> Set problem: Every record here should be printed again exactly.

> Saved entries:
***

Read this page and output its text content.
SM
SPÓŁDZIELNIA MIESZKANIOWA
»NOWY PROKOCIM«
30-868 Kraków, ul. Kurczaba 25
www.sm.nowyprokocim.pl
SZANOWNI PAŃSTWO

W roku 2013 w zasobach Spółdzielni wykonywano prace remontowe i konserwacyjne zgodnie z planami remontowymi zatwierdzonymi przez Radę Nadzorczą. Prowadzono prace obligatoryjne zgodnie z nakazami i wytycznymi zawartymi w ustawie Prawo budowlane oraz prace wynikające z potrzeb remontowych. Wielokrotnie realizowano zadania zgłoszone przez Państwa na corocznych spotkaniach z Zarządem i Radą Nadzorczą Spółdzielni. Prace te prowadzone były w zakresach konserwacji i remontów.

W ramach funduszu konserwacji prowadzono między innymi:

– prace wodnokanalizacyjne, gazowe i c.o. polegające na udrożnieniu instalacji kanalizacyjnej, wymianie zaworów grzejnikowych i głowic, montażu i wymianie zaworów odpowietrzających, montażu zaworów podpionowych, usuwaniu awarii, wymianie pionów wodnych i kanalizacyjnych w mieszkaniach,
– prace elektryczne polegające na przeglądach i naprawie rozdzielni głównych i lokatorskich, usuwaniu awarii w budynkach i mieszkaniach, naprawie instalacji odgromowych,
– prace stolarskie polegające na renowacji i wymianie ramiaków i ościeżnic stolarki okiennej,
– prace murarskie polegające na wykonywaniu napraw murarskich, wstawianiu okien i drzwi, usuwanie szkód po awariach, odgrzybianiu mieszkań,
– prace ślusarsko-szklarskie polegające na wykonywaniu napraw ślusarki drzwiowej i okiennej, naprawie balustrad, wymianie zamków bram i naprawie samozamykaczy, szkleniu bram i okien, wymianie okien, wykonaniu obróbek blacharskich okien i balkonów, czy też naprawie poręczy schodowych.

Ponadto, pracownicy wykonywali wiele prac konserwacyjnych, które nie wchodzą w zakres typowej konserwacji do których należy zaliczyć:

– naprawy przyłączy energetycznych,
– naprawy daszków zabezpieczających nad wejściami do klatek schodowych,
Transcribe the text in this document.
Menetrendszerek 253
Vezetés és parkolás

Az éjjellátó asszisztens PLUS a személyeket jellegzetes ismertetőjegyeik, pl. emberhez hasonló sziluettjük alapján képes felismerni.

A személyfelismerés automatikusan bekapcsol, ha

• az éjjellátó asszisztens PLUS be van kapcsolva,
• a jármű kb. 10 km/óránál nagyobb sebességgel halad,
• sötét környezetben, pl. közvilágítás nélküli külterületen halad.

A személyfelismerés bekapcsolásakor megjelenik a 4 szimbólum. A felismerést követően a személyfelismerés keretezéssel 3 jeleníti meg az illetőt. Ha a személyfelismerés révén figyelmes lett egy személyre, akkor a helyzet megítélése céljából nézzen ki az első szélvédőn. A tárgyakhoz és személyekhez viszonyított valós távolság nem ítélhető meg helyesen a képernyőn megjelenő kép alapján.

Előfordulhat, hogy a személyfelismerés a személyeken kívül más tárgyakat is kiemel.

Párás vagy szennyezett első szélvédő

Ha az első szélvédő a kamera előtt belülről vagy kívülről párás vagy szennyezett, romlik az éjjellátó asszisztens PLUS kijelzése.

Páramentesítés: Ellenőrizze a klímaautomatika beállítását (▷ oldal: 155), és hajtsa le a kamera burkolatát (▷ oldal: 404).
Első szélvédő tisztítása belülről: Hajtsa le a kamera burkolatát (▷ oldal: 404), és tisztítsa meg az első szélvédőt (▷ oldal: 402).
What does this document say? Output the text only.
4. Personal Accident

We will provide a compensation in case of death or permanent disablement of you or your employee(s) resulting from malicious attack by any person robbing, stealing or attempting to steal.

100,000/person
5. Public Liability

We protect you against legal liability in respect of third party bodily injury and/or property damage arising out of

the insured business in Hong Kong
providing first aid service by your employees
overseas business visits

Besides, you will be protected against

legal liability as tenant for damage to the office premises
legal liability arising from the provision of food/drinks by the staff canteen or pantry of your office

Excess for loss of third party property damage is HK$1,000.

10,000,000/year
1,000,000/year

***

> Solved problem:
Read this page and output its text content.
SM
SPÓŁDZIELNIA MIESZKANIOWA
»NOWY PROKOCIM«
30-868 Kraków, ul. Kurczaba 25
www.sm.nowyprokocim.pl
SZANOWNI PAŃSTWO

W roku 2013 w zasobach Spółdzielni wykonywano prace remontowe i konserwacyjne zgodnie z planami remontowymi zatwierdzonymi przez Radę Nadzorczą. Prowadzono prace obligatoryjne zgodnie z nakazami i wytycznymi zawartymi w ustawie Prawo budowlane oraz prace wynikające z potrzeb remontowych. Wielokrotnie realizowano zadania zgłoszone przez Państwa na corocznych spotkaniach z Zarządem i Radą Nadzorczą Spółdzielni. Prace te prowadzone były w zakresach konserwacji i remontów.

W ramach funduszu konserwacji prowadzono między innymi:

– prace wodnokanalizacyjne, gazowe i c.o. polegające na udrożnieniu instalacji kanalizacyjnej, wymianie zaworów grzejnikowych i głowic, montażu i wymianie zaworów odpowietrzających, montażu zaworów podpionowych, usuwaniu awarii, wymianie pionów wodnych i kanalizacyjnych w mieszkaniach,
– prace elektryczne polegające na przeglądach i naprawie rozdzielni głównych i lokatorskich, usuwaniu awarii w budynkach i mieszkaniach, naprawie instalacji odgromowych,
– prace stolarskie polegające na renowacji i wymianie ramiaków i ościeżnic stolarki okiennej,
– prace murarskie polegające na wykonywaniu napraw murarskich, wstawianiu okien i drzwi, usuwanie szkód po awariach, odgrzybianiu mieszkań,
– prace ślusarsko-szklarskie polegające na wykonywaniu napraw ślusarki drzwiowej i okiennej, naprawie balustrad, wymianie zamków bram i naprawie samozamykaczy, szkleniu bram i okien, wymianie okien, wykonaniu obróbek blacharskich okien i balkonów, czy też naprawie poręczy schodowych.

Ponadto, pracownicy wykonywali wiele prac konserwacyjnych, które nie wchodzą w zakres typowej konserwacji do których należy zaliczyć:

– naprawy przyłączy energetycznych,
– naprawy daszków zabezpieczających nad wejściami do klatek schodowych,
Transcribe the text in this document.
Menetrendszerek 253
Vezetés és parkolás

Az éjjellátó asszisztens PLUS a személyeket jellegzetes ismertetőjegyeik, pl. emberhez hasonló sziluettjük alapján képes felismerni.

A személyfelismerés automatikusan bekapcsol, ha

• az éjjellátó asszisztens PLUS be van kapcsolva,
• a jármű kb. 10 km/óránál nagyobb sebességgel halad,
• sötét környezetben, pl. közvilágítás nélküli külterületen halad.

A személyfelismerés bekapcsolásakor megjelenik a 4 szimbólum. A felismerést követően a személyfelismerés keretezéssel 3 jeleníti meg az illetőt. Ha a személyfelismerés révén figyelmes lett egy személyre, akkor a helyzet megítélése céljából nézzen ki az első szélvédőn. A tárgyakhoz és személyekhez viszonyított valós távolság nem ítélhető meg helyesen a képernyőn megjelenő kép alapján.

Előfordulhat, hogy a személyfelismerés a személyeken kívül más tárgyakat is kiemel.

Párás vagy szennyezett első szélvédő

Ha az első szélvédő a kamera előtt belülről vagy kívülről párás vagy szennyezett, romlik az éjjellátó asszisztens PLUS kijelzése.

Páramentesítés: Ellenőrizze a klímaautomatika beállítását (▷ oldal: 155), és hajtsa le a kamera burkolatát (▷ oldal: 404).
Első szélvédő tisztítása belülről: Hajtsa le a kamera burkolatát (▷ oldal: 404), és tisztítsa meg az első szélvédőt (▷ oldal: 402).
What does this document say? Output the text only.
4. Personal Accident

We will provide a compensation in case of death or permanent disablement of you or your employee(s) resulting from malicious attack by any person robbing, stealing or attempting to steal.

100,000/person
5. Public Liability

We protect you against legal liability in respect of third party bodily injury and/or property damage arising out of

the insured business in Hong Kong
providing first aid service by your employees
overseas business visits

Besides, you will be protected against

legal liability as tenant for damage to the office premises
legal liability arising from the provision of food/drinks by the staff canteen or pantry of your office

Excess for loss of third party property damage is HK$1,000.

10,000,000/year
1,000,000/year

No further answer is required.